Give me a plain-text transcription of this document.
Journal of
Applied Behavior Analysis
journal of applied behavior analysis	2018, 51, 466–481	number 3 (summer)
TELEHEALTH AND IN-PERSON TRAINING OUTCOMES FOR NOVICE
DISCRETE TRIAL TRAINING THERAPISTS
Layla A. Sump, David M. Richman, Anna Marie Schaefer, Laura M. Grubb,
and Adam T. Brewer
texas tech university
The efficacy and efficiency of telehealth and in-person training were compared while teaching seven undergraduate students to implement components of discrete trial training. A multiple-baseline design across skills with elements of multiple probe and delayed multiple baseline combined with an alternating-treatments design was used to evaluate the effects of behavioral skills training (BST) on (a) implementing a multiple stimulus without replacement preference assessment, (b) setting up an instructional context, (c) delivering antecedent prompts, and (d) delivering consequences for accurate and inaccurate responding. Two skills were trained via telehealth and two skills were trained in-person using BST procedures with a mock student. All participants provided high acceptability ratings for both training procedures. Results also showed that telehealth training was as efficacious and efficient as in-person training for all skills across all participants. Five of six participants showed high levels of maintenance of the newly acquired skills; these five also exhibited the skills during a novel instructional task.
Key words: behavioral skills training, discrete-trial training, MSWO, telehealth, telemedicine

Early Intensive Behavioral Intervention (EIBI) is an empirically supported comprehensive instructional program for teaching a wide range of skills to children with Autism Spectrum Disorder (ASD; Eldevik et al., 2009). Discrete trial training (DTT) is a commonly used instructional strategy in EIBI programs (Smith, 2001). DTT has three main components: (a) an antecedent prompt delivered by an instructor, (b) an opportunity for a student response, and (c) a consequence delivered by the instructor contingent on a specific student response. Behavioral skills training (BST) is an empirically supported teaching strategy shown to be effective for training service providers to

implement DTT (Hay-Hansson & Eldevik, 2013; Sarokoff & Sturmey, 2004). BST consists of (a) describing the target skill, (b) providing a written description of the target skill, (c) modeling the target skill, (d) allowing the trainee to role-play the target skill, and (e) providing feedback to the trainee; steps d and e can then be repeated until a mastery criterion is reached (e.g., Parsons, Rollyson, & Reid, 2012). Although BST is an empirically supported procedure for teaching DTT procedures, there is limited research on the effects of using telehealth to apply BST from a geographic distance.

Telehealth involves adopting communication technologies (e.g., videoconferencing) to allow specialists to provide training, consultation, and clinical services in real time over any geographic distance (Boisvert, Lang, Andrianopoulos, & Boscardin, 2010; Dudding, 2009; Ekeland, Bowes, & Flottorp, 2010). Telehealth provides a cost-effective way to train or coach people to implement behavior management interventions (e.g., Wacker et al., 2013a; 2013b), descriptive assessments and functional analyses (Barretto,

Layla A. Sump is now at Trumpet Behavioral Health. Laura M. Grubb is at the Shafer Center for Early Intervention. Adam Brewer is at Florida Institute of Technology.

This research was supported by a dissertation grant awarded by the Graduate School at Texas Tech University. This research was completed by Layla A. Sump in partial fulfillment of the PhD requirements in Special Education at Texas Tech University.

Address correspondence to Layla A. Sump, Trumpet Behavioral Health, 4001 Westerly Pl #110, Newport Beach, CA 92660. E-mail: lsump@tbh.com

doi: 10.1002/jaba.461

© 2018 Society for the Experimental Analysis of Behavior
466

Requirement: Check each line of these records for the string "empirically" and state only how many lines have it.

Answer to the problem: 2